----- STORED RECORDS -----
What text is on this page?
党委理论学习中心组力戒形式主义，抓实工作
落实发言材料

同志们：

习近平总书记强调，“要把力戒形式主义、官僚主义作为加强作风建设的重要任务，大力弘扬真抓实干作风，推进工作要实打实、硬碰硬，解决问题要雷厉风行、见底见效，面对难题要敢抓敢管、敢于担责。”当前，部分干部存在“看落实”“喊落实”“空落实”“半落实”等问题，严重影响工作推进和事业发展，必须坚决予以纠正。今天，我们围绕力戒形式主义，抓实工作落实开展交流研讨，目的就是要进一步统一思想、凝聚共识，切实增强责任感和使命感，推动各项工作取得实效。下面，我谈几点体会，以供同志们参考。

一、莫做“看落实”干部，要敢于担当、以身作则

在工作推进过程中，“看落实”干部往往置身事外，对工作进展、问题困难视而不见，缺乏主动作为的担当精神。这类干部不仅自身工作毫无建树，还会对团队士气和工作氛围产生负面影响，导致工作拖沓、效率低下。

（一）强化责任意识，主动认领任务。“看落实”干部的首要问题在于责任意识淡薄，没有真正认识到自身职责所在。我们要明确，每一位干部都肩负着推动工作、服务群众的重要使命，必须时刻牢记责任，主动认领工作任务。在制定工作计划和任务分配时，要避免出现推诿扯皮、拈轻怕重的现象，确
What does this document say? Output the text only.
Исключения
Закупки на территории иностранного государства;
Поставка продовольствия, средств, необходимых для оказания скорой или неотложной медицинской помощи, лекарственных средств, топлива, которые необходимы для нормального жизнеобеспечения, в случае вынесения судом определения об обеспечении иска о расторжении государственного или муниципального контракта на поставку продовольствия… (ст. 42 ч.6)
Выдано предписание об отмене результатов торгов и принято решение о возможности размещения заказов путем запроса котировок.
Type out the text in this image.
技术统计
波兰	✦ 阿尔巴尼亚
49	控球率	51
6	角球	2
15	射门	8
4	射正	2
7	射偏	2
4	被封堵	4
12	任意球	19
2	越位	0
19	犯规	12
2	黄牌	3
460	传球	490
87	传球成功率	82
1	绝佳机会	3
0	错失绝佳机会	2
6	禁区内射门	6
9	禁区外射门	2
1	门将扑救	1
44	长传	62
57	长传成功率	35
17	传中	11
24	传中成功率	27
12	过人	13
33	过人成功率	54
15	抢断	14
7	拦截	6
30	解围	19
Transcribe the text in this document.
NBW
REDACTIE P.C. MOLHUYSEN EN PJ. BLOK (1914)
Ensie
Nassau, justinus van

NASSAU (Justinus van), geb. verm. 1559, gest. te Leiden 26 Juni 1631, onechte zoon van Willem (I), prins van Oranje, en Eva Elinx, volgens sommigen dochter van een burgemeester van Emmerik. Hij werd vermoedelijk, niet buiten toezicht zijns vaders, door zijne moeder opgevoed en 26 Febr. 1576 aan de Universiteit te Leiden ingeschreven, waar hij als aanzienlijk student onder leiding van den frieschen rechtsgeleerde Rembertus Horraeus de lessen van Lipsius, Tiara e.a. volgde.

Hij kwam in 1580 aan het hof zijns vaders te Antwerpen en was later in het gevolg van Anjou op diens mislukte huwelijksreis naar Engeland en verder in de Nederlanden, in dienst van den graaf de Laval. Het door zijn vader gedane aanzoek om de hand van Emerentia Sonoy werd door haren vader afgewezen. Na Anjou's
-----
Would you give the material above again, complete and exact?

- _ANSWER TO THIS TASK_:
What text is on this page?
党委理论学习中心组力戒形式主义，抓实工作
落实发言材料

同志们：

习近平总书记强调，“要把力戒形式主义、官僚主义作为加强作风建设的重要任务，大力弘扬真抓实干作风，推进工作要实打实、硬碰硬，解决问题要雷厉风行、见底见效，面对难题要敢抓敢管、敢于担责。”当前，部分干部存在“看落实”“喊落实”“空落实”“半落实”等问题，严重影响工作推进和事业发展，必须坚决予以纠正。今天，我们围绕力戒形式主义，抓实工作落实开展交流研讨，目的就是要进一步统一思想、凝聚共识，切实增强责任感和使命感，推动各项工作取得实效。下面，我谈几点体会，以供同志们参考。

一、莫做“看落实”干部，要敢于担当、以身作则

在工作推进过程中，“看落实”干部往往置身事外，对工作进展、问题困难视而不见，缺乏主动作为的担当精神。这类干部不仅自身工作毫无建树，还会对团队士气和工作氛围产生负面影响，导致工作拖沓、效率低下。

（一）强化责任意识，主动认领任务。“看落实”干部的首要问题在于责任意识淡薄，没有真正认识到自身职责所在。我们要明确，每一位干部都肩负着推动工作、服务群众的重要使命，必须时刻牢记责任，主动认领工作任务。在制定工作计划和任务分配时，要避免出现推诿扯皮、拈轻怕重的现象，确
What does this document say? Output the text only.
Исключения
Закупки на территории иностранного государства;
Поставка продовольствия, средств, необходимых для оказания скорой или неотложной медицинской помощи, лекарственных средств, топлива, которые необходимы для нормального жизнеобеспечения, в случае вынесения судом определения об обеспечении иска о расторжении государственного или муниципального контракта на поставку продовольствия… (ст. 42 ч.6)
Выдано предписание об отмене результатов торгов и принято решение о возможности размещения заказов путем запроса котировок.
Type out the text in this image.
技术统计
波兰	✦ 阿尔巴尼亚
49	控球率	51
6	角球	2
15	射门	8
4	射正	2
7	射偏	2
4	被封堵	4
12	任意球	19
2	越位	0
19	犯规	12
2	黄牌	3
460	传球	490
87	传球成功率	82
1	绝佳机会	3
0	错失绝佳机会	2
6	禁区内射门	6
9	禁区外射门	2
1	门将扑救	1
44	长传	62
57	长传成功率	35
17	传中	11
24	传中成功率	27
12	过人	13
33	过人成功率	54
15	抢断	14
7	拦截	6
30	解围	19
Transcribe the text in this document.
NBW
REDACTIE P.C. MOLHUYSEN EN PJ. BLOK (1914)
Ensie
Nassau, justinus van

NASSAU (Justinus van), geb. verm. 1559, gest. te Leiden 26 Juni 1631, onechte zoon van Willem (I), prins van Oranje, en Eva Elinx, volgens sommigen dochter van een burgemeester van Emmerik. Hij werd vermoedelijk, niet buiten toezicht zijns vaders, door zijne moeder opgevoed en 26 Febr. 1576 aan de Universiteit te Leiden ingeschreven, waar hij als aanzienlijk student onder leiding van den frieschen rechtsgeleerde Rembertus Horraeus de lessen van Lipsius, Tiara e.a. volgde.

Hij kwam in 1580 aan het hof zijns vaders te Antwerpen en was later in het gevolg van Anjou op diens mislukte huwelijksreis naar Engeland en verder in de Nederlanden, in dienst van den graaf de Laval. Het door zijn vader gedane aanzoek om de hand van Emerentia Sonoy werd door haren vader afgewezen. Na Anjou's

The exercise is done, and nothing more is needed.